** START RECORD EXTRACTS **

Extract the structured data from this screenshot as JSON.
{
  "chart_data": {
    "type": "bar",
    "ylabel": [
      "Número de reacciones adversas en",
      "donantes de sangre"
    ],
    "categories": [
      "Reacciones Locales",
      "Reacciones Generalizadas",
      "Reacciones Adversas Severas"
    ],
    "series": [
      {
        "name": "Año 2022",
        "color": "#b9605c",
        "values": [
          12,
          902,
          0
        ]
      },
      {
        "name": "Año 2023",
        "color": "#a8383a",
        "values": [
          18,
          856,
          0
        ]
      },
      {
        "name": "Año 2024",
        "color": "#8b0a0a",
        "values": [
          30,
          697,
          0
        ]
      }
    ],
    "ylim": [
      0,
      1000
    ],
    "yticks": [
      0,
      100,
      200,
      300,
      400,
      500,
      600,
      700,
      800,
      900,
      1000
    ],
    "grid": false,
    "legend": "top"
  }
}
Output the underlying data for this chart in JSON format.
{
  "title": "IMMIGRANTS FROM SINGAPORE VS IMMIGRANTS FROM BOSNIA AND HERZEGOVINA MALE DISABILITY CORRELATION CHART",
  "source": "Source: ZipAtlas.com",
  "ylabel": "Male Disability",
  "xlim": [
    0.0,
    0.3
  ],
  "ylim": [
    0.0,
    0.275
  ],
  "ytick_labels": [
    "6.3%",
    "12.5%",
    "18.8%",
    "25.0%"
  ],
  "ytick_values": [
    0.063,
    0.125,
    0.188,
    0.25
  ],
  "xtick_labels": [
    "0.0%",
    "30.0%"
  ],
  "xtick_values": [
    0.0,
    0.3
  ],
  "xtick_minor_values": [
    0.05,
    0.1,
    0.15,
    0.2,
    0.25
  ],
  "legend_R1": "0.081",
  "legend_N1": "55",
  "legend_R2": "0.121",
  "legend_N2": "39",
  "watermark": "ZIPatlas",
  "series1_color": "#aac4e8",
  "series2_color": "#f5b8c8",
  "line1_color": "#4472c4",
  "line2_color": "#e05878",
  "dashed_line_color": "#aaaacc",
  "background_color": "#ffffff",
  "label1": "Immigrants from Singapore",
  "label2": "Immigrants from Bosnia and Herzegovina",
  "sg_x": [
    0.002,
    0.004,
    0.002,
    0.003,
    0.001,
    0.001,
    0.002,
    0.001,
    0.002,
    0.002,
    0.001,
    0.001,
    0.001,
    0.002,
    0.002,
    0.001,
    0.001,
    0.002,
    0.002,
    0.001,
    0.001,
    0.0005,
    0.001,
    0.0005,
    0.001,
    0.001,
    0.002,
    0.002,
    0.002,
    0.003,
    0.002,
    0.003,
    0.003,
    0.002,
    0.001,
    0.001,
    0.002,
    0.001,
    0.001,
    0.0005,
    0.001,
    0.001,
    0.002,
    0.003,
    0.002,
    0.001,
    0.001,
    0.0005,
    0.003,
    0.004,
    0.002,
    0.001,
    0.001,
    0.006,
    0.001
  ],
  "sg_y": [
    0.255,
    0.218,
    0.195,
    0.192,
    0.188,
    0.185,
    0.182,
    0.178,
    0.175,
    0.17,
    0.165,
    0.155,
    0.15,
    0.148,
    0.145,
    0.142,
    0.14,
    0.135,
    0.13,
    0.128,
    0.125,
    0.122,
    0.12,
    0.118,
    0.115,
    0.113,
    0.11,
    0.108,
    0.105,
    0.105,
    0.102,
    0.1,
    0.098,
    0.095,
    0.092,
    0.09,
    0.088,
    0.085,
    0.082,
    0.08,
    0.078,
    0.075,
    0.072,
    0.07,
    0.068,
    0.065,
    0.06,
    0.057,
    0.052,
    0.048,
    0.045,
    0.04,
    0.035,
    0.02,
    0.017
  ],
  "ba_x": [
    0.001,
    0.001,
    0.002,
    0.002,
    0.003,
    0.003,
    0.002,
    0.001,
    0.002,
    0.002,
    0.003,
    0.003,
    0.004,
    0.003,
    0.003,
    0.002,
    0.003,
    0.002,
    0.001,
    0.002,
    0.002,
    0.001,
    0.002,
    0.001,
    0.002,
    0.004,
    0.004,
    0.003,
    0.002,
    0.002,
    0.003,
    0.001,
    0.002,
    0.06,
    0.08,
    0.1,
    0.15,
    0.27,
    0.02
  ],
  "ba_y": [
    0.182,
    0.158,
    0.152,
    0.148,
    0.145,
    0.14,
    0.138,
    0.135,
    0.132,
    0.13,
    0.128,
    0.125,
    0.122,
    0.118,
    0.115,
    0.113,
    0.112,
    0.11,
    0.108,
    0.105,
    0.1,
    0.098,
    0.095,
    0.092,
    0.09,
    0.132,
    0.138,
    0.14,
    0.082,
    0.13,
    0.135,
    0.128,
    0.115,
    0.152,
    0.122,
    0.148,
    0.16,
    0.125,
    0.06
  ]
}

** END RECORD EXTRACTS **

## WHAT YOU SHOULD DO
Write down all the entries again without a single difference.

## WORKED SOLUTION
Extract the structured data from this screenshot as JSON.
{
  "chart_data": {
    "type": "bar",
    "ylabel": [
      "Número de reacciones adversas en",
      "donantes de sangre"
    ],
    "categories": [
      "Reacciones Locales",
      "Reacciones Generalizadas",
      "Reacciones Adversas Severas"
    ],
    "series": [
      {
        "name": "Año 2022",
        "color": "#b9605c",
        "values": [
          12,
          902,
          0
        ]
      },
      {
        "name": "Año 2023",
        "color": "#a8383a",
        "values": [
          18,
          856,
          0
        ]
      },
      {
        "name": "Año 2024",
        "color": "#8b0a0a",
        "values": [
          30,
          697,
          0
        ]
      }
    ],
    "ylim": [
      0,
      1000
    ],
    "yticks": [
      0,
      100,
      200,
      300,
      400,
      500,
      600,
      700,
      800,
      900,
      1000
    ],
    "grid": false,
    "legend": "top"
  }
}
Output the underlying data for this chart in JSON format.
{
  "title": "IMMIGRANTS FROM SINGAPORE VS IMMIGRANTS FROM BOSNIA AND HERZEGOVINA MALE DISABILITY CORRELATION CHART",
  "source": "Source: ZipAtlas.com",
  "ylabel": "Male Disability",
  "xlim": [
    0.0,
    0.3
  ],
  "ylim": [
    0.0,
    0.275
  ],
  "ytick_labels": [
    "6.3%",
    "12.5%",
    "18.8%",
    "25.0%"
  ],
  "ytick_values": [
    0.063,
    0.125,
    0.188,
    0.25
  ],
  "xtick_labels": [
    "0.0%",
    "30.0%"
  ],
  "xtick_values": [
    0.0,
    0.3
  ],
  "xtick_minor_values": [
    0.05,
    0.1,
    0.15,
    0.2,
    0.25
  ],
  "legend_R1": "0.081",
  "legend_N1": "55",
  "legend_R2": "0.121",
  "legend_N2": "39",
  "watermark": "ZIPatlas",
  "series1_color": "#aac4e8",
  "series2_color": "#f5b8c8",
  "line1_color": "#4472c4",
  "line2_color": "#e05878",
  "dashed_line_color": "#aaaacc",
  "background_color": "#ffffff",
  "label1": "Immigrants from Singapore",
  "label2": "Immigrants from Bosnia and Herzegovina",
  "sg_x": [
    0.002,
    0.004,
    0.002,
    0.003,
    0.001,
    0.001,
    0.002,
    0.001,
    0.002,
    0.002,
    0.001,
    0.001,
    0.001,
    0.002,
    0.002,
    0.001,
    0.001,
    0.002,
    0.002,
    0.001,
    0.001,
    0.0005,
    0.001,
    0.0005,
    0.001,
    0.001,
    0.002,
    0.002,
    0.002,
    0.003,
    0.002,
    0.003,
    0.003,
    0.002,
    0.001,
    0.001,
    0.002,
    0.001,
    0.001,
    0.0005,
    0.001,
    0.001,
    0.002,
    0.003,
    0.002,
    0.001,
    0.001,
    0.0005,
    0.003,
    0.004,
    0.002,
    0.001,
    0.001,
    0.006,
    0.001
  ],
  "sg_y": [
    0.255,
    0.218,
    0.195,
    0.192,
    0.188,
    0.185,
    0.182,
    0.178,
    0.175,
    0.17,
    0.165,
    0.155,
    0.15,
    0.148,
    0.145,
    0.142,
    0.14,
    0.135,
    0.13,
    0.128,
    0.125,
    0.122,
    0.12,
    0.118,
    0.115,
    0.113,
    0.11,
    0.108,
    0.105,
    0.105,
    0.102,
    0.1,
    0.098,
    0.095,
    0.092,
    0.09,
    0.088,
    0.085,
    0.082,
    0.08,
    0.078,
    0.075,
    0.072,
    0.07,
    0.068,
    0.065,
    0.06,
    0.057,
    0.052,
    0.048,
    0.045,
    0.04,
    0.035,
    0.02,
    0.017
  ],
  "ba_x": [
    0.001,
    0.001,
    0.002,
    0.002,
    0.003,
    0.003,
    0.002,
    0.001,
    0.002,
    0.002,
    0.003,
    0.003,
    0.004,
    0.003,
    0.003,
    0.002,
    0.003,
    0.002,
    0.001,
    0.002,
    0.002,
    0.001,
    0.002,
    0.001,
    0.002,
    0.004,
    0.004,
    0.003,
    0.002,
    0.002,
    0.003,
    0.001,
    0.002,
    0.06,
    0.08,
    0.1,
    0.15,
    0.27,
    0.02
  ],
  "ba_y": [
    0.182,
    0.158,
    0.152,
    0.148,
    0.145,
    0.14,
    0.138,
    0.135,
    0.132,
    0.13,
    0.128,
    0.125,
    0.122,
    0.118,
    0.115,
    0.113,
    0.112,
    0.11,
    0.108,
    0.105,
    0.1,
    0.098,
    0.095,
    0.092,
    0.09,
    0.132,
    0.138,
    0.14,
    0.082,
    0.13,
    0.135,
    0.128,
    0.115,
    0.152,
    0.122,
    0.148,
    0.16,
    0.125,
    0.06
  ]
}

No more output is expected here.